Entries taken from a collection:
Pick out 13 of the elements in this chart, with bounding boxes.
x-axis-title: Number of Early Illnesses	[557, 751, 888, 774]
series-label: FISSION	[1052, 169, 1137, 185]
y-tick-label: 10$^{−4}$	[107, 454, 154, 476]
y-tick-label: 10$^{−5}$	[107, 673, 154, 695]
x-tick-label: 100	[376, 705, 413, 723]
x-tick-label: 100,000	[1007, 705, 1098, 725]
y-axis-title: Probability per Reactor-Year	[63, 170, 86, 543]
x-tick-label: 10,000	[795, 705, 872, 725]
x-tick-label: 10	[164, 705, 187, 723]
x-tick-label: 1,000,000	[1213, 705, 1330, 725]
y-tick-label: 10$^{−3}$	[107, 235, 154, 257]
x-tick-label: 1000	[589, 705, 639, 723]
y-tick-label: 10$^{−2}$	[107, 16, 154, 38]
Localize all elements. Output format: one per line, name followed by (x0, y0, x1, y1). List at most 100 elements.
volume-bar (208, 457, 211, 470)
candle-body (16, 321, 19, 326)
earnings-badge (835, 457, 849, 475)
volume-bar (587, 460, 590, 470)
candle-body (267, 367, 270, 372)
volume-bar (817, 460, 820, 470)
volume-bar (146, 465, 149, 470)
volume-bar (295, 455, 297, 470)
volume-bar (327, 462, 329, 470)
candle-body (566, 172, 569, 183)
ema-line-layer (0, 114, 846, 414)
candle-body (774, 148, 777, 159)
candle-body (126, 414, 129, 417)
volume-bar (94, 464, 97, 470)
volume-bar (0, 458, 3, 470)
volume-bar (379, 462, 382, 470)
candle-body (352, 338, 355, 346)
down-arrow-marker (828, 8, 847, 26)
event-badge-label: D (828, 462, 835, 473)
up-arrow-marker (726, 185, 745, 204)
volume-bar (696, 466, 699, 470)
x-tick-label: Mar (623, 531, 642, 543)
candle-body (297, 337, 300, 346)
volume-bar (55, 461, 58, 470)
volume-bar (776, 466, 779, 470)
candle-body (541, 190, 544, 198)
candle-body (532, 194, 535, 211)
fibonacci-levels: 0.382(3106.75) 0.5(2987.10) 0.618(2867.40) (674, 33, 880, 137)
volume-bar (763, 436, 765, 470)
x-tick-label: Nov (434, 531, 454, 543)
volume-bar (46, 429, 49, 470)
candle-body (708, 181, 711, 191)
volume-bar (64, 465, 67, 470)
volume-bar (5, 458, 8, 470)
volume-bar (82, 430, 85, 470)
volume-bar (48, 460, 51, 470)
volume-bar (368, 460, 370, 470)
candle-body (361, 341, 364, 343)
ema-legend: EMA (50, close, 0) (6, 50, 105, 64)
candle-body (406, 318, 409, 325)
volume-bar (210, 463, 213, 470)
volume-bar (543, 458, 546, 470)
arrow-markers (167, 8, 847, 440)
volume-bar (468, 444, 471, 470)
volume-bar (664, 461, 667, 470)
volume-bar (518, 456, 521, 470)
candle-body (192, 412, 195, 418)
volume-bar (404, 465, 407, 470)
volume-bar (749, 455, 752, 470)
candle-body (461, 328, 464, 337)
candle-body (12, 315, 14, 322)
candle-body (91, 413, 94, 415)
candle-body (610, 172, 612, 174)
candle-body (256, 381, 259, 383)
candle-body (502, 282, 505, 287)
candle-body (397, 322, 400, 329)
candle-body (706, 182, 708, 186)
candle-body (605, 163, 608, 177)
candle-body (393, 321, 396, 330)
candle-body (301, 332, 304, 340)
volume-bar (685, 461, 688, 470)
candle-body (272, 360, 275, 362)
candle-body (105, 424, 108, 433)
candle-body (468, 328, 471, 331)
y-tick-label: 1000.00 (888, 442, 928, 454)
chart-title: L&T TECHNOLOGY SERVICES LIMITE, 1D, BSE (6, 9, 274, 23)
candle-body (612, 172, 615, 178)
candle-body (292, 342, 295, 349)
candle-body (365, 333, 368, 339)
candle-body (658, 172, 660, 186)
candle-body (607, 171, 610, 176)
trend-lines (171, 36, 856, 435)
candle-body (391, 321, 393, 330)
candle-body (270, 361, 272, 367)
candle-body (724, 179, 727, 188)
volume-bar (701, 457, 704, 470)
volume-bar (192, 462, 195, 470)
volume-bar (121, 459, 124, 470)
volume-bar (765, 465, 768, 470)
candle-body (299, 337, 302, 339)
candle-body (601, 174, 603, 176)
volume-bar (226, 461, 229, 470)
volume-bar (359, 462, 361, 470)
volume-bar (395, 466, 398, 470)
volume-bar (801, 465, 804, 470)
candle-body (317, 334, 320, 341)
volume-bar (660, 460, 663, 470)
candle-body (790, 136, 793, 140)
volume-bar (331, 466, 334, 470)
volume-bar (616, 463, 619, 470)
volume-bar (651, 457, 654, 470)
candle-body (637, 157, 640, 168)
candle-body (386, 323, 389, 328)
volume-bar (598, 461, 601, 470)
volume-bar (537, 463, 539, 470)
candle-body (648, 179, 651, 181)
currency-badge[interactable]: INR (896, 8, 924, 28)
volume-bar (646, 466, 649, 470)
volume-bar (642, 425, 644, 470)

What is needed
Reproduce the records from the first line through the line containing "volume-bar (763, 436, 765, 470)", both ends included, replacing every occurrence of "candle-body" with "candlestick-body" and leaving everything else unchanged.

Output for this task
Pick out 13 of the elements in this chart, with bounding boxes.
x-axis-title: Number of Early Illnesses	[557, 751, 888, 774]
series-label: FISSION	[1052, 169, 1137, 185]
y-tick-label: 10$^{−4}$	[107, 454, 154, 476]
y-tick-label: 10$^{−5}$	[107, 673, 154, 695]
x-tick-label: 100	[376, 705, 413, 723]
x-tick-label: 100,000	[1007, 705, 1098, 725]
y-axis-title: Probability per Reactor-Year	[63, 170, 86, 543]
x-tick-label: 10,000	[795, 705, 872, 725]
x-tick-label: 10	[164, 705, 187, 723]
x-tick-label: 1,000,000	[1213, 705, 1330, 725]
y-tick-label: 10$^{−3}$	[107, 235, 154, 257]
x-tick-label: 1000	[589, 705, 639, 723]
y-tick-label: 10$^{−2}$	[107, 16, 154, 38]
Localize all elements. Output format: one per line, name followed by (x0, y0, x1, y1). List at most 100 elements.
volume-bar (208, 457, 211, 470)
candlestick-body (16, 321, 19, 326)
earnings-badge (835, 457, 849, 475)
volume-bar (587, 460, 590, 470)
candlestick-body (267, 367, 270, 372)
volume-bar (817, 460, 820, 470)
volume-bar (146, 465, 149, 470)
volume-bar (295, 455, 297, 470)
volume-bar (327, 462, 329, 470)
candlestick-body (566, 172, 569, 183)
ema-line-layer (0, 114, 846, 414)
candlestick-body (774, 148, 777, 159)
candlestick-body (126, 414, 129, 417)
volume-bar (94, 464, 97, 470)
volume-bar (0, 458, 3, 470)
volume-bar (379, 462, 382, 470)
candlestick-body (352, 338, 355, 346)
down-arrow-marker (828, 8, 847, 26)
event-badge-label: D (828, 462, 835, 473)
up-arrow-marker (726, 185, 745, 204)
volume-bar (696, 466, 699, 470)
x-tick-label: Mar (623, 531, 642, 543)
candlestick-body (297, 337, 300, 346)
volume-bar (55, 461, 58, 470)
volume-bar (776, 466, 779, 470)
candlestick-body (541, 190, 544, 198)
candlestick-body (532, 194, 535, 211)
fibonacci-levels: 0.382(3106.75) 0.5(2987.10) 0.618(2867.40) (674, 33, 880, 137)
volume-bar (763, 436, 765, 470)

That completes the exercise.